» Exercise requirements: Retype each record below word for word. Leave the pictures out.

::: Data shown

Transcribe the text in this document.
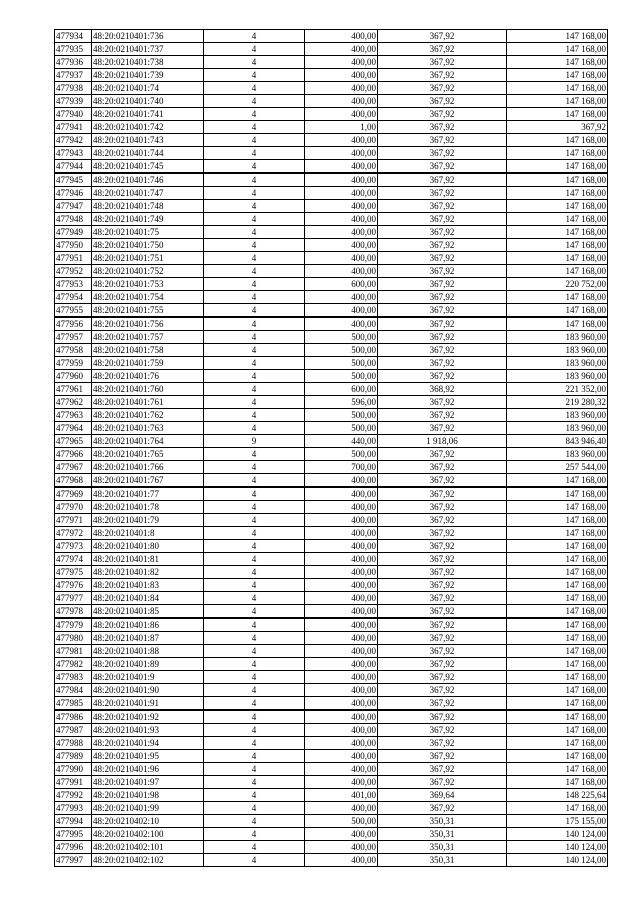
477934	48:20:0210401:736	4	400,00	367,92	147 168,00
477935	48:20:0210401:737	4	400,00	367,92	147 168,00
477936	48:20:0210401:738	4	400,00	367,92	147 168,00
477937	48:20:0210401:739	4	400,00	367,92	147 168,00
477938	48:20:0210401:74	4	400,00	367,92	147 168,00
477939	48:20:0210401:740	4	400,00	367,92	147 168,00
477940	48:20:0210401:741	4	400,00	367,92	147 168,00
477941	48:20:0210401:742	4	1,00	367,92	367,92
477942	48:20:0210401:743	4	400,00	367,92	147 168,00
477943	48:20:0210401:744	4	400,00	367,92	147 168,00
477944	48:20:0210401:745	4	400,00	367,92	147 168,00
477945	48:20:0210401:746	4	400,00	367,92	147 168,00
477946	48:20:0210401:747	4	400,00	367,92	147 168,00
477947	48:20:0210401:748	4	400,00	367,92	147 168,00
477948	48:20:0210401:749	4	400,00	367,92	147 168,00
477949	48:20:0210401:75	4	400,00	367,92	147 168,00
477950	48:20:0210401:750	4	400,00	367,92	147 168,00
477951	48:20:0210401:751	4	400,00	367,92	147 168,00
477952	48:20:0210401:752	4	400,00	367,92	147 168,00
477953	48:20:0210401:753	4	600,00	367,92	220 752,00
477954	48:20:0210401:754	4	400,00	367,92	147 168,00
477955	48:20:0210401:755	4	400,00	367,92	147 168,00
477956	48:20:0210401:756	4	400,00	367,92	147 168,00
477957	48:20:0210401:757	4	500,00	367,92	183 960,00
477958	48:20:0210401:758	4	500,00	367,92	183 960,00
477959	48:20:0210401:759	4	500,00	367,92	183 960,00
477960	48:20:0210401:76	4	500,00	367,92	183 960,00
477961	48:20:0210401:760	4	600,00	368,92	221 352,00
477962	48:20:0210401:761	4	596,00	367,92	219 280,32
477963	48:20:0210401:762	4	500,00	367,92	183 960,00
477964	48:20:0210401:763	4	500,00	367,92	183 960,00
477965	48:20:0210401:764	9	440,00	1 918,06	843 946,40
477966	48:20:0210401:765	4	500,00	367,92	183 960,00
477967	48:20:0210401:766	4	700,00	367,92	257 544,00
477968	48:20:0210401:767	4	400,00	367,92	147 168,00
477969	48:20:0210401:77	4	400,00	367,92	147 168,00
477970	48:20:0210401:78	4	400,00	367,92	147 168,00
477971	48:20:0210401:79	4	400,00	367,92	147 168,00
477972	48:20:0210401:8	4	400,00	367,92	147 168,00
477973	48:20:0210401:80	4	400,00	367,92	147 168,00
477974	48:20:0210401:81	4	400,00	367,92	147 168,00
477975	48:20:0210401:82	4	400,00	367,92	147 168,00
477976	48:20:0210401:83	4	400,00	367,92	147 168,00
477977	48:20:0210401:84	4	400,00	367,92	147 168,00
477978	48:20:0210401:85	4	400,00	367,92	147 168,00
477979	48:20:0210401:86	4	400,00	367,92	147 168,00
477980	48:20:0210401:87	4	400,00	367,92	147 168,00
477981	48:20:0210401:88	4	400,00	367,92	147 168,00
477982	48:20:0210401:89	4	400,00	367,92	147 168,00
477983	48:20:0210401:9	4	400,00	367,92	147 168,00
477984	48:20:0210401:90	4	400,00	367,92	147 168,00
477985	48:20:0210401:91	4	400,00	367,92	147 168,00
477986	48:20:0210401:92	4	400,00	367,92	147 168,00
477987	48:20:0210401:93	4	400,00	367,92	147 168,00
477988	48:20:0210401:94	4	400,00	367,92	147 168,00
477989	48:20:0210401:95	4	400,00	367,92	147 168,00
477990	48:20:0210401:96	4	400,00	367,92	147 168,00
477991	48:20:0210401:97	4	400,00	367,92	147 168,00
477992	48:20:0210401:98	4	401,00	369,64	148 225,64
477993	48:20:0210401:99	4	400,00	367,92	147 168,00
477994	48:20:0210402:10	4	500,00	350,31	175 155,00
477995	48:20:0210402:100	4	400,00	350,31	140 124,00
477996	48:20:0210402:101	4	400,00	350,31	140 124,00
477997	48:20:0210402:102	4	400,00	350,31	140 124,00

::::::

» Solution to this problem:
Transcribe the text in this document.
477934	48:20:0210401:736	4	400,00	367,92	147 168,00
477935	48:20:0210401:737	4	400,00	367,92	147 168,00
477936	48:20:0210401:738	4	400,00	367,92	147 168,00
477937	48:20:0210401:739	4	400,00	367,92	147 168,00
477938	48:20:0210401:74	4	400,00	367,92	147 168,00
477939	48:20:0210401:740	4	400,00	367,92	147 168,00
477940	48:20:0210401:741	4	400,00	367,92	147 168,00
477941	48:20:0210401:742	4	1,00	367,92	367,92
477942	48:20:0210401:743	4	400,00	367,92	147 168,00
477943	48:20:0210401:744	4	400,00	367,92	147 168,00
477944	48:20:0210401:745	4	400,00	367,92	147 168,00
477945	48:20:0210401:746	4	400,00	367,92	147 168,00
477946	48:20:0210401:747	4	400,00	367,92	147 168,00
477947	48:20:0210401:748	4	400,00	367,92	147 168,00
477948	48:20:0210401:749	4	400,00	367,92	147 168,00
477949	48:20:0210401:75	4	400,00	367,92	147 168,00
477950	48:20:0210401:750	4	400,00	367,92	147 168,00
477951	48:20:0210401:751	4	400,00	367,92	147 168,00
477952	48:20:0210401:752	4	400,00	367,92	147 168,00
477953	48:20:0210401:753	4	600,00	367,92	220 752,00
477954	48:20:0210401:754	4	400,00	367,92	147 168,00
477955	48:20:0210401:755	4	400,00	367,92	147 168,00
477956	48:20:0210401:756	4	400,00	367,92	147 168,00
477957	48:20:0210401:757	4	500,00	367,92	183 960,00
477958	48:20:0210401:758	4	500,00	367,92	183 960,00
477959	48:20:0210401:759	4	500,00	367,92	183 960,00
477960	48:20:0210401:76	4	500,00	367,92	183 960,00
477961	48:20:0210401:760	4	600,00	368,92	221 352,00
477962	48:20:0210401:761	4	596,00	367,92	219 280,32
477963	48:20:0210401:762	4	500,00	367,92	183 960,00
477964	48:20:0210401:763	4	500,00	367,92	183 960,00
477965	48:20:0210401:764	9	440,00	1 918,06	843 946,40
477966	48:20:0210401:765	4	500,00	367,92	183 960,00
477967	48:20:0210401:766	4	700,00	367,92	257 544,00
477968	48:20:0210401:767	4	400,00	367,92	147 168,00
477969	48:20:0210401:77	4	400,00	367,92	147 168,00
477970	48:20:0210401:78	4	400,00	367,92	147 168,00
477971	48:20:0210401:79	4	400,00	367,92	147 168,00
477972	48:20:0210401:8	4	400,00	367,92	147 168,00
477973	48:20:0210401:80	4	400,00	367,92	147 168,00
477974	48:20:0210401:81	4	400,00	367,92	147 168,00
477975	48:20:0210401:82	4	400,00	367,92	147 168,00
477976	48:20:0210401:83	4	400,00	367,92	147 168,00
477977	48:20:0210401:84	4	400,00	367,92	147 168,00
477978	48:20:0210401:85	4	400,00	367,92	147 168,00
477979	48:20:0210401:86	4	400,00	367,92	147 168,00
477980	48:20:0210401:87	4	400,00	367,92	147 168,00
477981	48:20:0210401:88	4	400,00	367,92	147 168,00
477982	48:20:0210401:89	4	400,00	367,92	147 168,00
477983	48:20:0210401:9	4	400,00	367,92	147 168,00
477984	48:20:0210401:90	4	400,00	367,92	147 168,00
477985	48:20:0210401:91	4	400,00	367,92	147 168,00
477986	48:20:0210401:92	4	400,00	367,92	147 168,00
477987	48:20:0210401:93	4	400,00	367,92	147 168,00
477988	48:20:0210401:94	4	400,00	367,92	147 168,00
477989	48:20:0210401:95	4	400,00	367,92	147 168,00
477990	48:20:0210401:96	4	400,00	367,92	147 168,00
477991	48:20:0210401:97	4	400,00	367,92	147 168,00
477992	48:20:0210401:98	4	401,00	369,64	148 225,64
477993	48:20:0210401:99	4	400,00	367,92	147 168,00
477994	48:20:0210402:10	4	500,00	350,31	175 155,00
477995	48:20:0210402:100	4	400,00	350,31	140 124,00
477996	48:20:0210402:101	4	400,00	350,31	140 124,00
477997	48:20:0210402:102	4	400,00	350,31	140 124,00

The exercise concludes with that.